=== Part of a data file ===
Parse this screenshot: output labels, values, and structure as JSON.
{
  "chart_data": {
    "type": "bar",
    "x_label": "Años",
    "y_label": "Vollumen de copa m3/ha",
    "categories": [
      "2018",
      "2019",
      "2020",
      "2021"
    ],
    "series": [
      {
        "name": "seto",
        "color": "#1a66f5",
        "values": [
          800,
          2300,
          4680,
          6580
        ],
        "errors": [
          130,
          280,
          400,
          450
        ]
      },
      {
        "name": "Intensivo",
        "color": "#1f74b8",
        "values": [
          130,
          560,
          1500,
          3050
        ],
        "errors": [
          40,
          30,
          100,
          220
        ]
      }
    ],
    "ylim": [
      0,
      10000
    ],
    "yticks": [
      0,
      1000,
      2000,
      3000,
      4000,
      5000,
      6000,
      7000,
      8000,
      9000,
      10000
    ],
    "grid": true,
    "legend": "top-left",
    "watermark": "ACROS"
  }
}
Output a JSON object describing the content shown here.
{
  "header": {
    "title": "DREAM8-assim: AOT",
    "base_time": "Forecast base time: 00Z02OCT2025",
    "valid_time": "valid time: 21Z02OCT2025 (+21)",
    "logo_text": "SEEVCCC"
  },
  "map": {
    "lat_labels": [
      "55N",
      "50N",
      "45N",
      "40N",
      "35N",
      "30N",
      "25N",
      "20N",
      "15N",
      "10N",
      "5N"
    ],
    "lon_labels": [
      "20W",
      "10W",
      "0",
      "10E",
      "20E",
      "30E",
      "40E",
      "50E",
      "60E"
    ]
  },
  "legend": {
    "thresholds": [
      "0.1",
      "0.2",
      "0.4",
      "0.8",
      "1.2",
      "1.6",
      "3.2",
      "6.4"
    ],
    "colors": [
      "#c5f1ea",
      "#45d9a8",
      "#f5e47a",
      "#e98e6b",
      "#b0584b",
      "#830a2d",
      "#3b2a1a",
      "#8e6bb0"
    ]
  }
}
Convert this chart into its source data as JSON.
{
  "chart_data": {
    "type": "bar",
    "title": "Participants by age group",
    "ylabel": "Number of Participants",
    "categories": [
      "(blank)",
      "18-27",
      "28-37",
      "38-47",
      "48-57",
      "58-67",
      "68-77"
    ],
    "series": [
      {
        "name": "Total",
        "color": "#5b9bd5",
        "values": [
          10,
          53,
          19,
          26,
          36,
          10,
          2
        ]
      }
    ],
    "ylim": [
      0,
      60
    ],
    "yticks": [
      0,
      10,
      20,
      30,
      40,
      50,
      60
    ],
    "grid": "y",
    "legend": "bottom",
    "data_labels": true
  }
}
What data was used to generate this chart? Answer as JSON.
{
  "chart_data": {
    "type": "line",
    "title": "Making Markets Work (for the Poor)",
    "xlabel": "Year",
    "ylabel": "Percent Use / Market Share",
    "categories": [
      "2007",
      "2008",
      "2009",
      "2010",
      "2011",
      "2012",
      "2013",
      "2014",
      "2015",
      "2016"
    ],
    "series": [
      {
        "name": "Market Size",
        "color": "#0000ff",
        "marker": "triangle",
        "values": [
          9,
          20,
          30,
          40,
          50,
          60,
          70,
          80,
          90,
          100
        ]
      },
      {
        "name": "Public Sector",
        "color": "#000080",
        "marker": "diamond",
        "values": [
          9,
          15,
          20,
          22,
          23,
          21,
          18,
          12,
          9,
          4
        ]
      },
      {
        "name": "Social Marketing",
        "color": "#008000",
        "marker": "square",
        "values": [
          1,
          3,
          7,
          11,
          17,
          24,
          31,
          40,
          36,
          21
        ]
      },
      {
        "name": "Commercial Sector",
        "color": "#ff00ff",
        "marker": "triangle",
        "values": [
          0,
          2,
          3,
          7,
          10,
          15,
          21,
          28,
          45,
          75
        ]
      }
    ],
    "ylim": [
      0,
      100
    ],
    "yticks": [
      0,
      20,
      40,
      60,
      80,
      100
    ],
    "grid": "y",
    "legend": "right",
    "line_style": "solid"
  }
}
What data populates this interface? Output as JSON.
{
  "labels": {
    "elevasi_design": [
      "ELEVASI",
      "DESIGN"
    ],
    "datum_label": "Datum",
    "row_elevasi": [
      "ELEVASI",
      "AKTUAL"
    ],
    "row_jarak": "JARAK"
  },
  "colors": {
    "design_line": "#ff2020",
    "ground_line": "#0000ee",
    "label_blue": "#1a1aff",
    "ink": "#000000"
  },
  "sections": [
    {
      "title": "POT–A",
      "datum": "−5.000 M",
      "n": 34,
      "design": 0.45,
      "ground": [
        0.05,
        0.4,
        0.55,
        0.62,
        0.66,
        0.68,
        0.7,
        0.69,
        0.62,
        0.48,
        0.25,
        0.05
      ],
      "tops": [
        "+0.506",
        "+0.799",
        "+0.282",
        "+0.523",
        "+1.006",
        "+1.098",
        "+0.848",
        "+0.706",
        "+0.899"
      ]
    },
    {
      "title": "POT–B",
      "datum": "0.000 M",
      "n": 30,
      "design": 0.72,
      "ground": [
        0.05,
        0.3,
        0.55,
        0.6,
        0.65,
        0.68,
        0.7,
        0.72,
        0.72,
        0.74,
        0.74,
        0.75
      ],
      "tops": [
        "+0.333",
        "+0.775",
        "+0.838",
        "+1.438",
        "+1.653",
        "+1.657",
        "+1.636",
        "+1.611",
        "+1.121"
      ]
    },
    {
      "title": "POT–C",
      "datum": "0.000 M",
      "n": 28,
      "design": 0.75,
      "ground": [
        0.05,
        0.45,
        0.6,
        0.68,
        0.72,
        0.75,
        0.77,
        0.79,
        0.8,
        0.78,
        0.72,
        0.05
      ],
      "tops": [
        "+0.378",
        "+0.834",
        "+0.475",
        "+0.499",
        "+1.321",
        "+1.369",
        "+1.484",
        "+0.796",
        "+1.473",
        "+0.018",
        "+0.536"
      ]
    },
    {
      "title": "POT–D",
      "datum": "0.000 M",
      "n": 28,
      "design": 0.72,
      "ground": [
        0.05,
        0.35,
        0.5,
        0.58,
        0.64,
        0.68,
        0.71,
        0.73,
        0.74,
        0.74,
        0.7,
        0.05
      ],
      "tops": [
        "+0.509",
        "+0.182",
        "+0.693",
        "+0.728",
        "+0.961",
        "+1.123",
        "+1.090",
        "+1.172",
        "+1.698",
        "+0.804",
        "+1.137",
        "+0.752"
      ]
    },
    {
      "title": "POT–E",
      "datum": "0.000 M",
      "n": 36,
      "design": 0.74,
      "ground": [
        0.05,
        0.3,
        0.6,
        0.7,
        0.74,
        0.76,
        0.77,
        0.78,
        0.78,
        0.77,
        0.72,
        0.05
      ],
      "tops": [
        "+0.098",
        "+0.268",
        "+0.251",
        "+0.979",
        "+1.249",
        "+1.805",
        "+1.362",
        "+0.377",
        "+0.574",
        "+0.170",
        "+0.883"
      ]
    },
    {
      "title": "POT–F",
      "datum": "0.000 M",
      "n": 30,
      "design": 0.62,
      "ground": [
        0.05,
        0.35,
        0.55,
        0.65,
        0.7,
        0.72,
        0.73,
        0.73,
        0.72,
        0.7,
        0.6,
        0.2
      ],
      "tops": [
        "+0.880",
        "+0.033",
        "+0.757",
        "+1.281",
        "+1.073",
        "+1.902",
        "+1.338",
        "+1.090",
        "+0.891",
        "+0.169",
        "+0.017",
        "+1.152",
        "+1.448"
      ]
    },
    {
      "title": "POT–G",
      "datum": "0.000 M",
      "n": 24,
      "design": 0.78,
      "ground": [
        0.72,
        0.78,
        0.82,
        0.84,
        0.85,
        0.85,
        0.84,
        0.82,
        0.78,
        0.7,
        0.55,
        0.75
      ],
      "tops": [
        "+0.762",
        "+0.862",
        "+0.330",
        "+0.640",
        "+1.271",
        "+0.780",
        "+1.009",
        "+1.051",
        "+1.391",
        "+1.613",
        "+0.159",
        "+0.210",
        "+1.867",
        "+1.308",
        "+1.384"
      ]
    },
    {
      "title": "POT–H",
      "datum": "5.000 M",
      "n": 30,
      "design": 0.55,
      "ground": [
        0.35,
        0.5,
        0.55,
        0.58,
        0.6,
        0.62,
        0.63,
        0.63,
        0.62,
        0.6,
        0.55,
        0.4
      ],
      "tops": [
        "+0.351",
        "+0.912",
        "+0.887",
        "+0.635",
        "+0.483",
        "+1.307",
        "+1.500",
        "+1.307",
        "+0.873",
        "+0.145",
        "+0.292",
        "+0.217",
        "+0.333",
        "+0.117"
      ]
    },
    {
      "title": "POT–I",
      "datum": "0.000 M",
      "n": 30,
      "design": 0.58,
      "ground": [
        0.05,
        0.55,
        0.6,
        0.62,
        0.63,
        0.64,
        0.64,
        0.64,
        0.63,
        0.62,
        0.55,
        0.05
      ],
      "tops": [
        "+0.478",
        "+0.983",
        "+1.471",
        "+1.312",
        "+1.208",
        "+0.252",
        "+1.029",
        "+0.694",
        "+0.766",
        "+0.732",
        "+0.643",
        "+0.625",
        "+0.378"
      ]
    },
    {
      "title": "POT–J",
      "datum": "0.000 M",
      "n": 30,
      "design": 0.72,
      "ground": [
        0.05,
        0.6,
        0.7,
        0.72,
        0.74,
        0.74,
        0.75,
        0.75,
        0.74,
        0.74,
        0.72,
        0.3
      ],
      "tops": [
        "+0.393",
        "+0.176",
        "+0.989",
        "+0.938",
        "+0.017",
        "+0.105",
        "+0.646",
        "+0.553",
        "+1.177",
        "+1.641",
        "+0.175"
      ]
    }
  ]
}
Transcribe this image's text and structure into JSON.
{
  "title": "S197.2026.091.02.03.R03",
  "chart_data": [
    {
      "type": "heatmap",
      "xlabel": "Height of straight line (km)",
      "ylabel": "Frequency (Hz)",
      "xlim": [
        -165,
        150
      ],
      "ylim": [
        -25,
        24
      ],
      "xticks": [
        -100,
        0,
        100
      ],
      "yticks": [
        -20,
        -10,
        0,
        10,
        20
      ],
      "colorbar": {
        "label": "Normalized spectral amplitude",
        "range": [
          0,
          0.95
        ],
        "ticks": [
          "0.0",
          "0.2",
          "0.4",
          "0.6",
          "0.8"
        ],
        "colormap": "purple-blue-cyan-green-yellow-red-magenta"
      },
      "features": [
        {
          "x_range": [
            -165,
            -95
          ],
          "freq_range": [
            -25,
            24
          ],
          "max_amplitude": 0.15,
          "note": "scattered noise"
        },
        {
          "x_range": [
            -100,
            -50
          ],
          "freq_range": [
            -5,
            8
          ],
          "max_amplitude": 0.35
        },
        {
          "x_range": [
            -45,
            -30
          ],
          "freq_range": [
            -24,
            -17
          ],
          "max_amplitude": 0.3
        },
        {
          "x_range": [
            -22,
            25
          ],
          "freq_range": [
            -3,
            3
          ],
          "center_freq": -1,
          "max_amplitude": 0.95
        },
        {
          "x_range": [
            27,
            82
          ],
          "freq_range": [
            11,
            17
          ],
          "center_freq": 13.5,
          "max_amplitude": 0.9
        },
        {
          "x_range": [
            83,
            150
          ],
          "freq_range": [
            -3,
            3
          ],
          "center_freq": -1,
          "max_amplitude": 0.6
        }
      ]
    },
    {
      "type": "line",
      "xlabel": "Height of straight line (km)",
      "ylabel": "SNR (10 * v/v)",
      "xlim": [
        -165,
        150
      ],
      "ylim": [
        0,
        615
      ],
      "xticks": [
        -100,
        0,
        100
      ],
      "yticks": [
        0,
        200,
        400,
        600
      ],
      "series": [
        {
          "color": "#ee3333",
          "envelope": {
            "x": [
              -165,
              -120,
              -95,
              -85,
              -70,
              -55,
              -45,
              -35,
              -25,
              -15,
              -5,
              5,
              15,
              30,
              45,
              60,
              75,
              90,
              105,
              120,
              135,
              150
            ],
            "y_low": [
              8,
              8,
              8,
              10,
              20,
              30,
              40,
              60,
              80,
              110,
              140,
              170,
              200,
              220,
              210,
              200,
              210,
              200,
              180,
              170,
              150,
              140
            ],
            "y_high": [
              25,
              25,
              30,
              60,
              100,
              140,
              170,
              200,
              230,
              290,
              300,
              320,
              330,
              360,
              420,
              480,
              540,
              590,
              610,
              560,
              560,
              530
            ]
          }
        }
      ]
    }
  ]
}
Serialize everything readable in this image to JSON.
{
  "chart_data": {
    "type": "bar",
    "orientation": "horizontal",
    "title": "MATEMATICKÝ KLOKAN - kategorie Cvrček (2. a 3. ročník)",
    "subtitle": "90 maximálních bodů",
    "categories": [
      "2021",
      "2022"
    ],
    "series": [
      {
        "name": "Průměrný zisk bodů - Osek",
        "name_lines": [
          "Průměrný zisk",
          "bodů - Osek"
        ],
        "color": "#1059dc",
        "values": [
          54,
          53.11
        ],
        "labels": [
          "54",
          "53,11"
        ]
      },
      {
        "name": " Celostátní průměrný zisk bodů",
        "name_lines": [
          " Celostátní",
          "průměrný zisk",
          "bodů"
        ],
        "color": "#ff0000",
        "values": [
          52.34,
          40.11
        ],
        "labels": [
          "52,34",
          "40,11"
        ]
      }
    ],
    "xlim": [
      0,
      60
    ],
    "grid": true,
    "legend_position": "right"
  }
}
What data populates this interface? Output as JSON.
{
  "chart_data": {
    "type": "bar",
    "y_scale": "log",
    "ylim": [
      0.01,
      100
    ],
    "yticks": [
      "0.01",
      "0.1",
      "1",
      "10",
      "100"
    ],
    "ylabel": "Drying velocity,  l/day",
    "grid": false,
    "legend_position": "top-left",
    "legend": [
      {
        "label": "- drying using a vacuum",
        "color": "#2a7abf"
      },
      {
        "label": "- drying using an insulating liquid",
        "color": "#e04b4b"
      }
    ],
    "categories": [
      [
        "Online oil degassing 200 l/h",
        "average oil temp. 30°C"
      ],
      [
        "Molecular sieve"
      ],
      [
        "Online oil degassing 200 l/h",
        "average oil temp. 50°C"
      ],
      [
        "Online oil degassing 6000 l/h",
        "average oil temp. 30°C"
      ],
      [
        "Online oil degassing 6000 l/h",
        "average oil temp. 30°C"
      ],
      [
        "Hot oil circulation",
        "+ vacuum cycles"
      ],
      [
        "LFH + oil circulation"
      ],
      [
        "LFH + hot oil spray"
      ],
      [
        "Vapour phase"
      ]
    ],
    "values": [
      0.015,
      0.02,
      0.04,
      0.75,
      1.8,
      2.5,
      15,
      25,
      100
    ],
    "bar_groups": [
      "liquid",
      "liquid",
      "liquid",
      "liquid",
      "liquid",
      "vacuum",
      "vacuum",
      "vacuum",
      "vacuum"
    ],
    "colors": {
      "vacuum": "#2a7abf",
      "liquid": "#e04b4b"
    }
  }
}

=== TO BE DONE ===
From the listing, copy each line containing the word "right".

=== SOLUTION FOR THIS EXERCISE ===
    "legend": "right",
    "legend_position": "right"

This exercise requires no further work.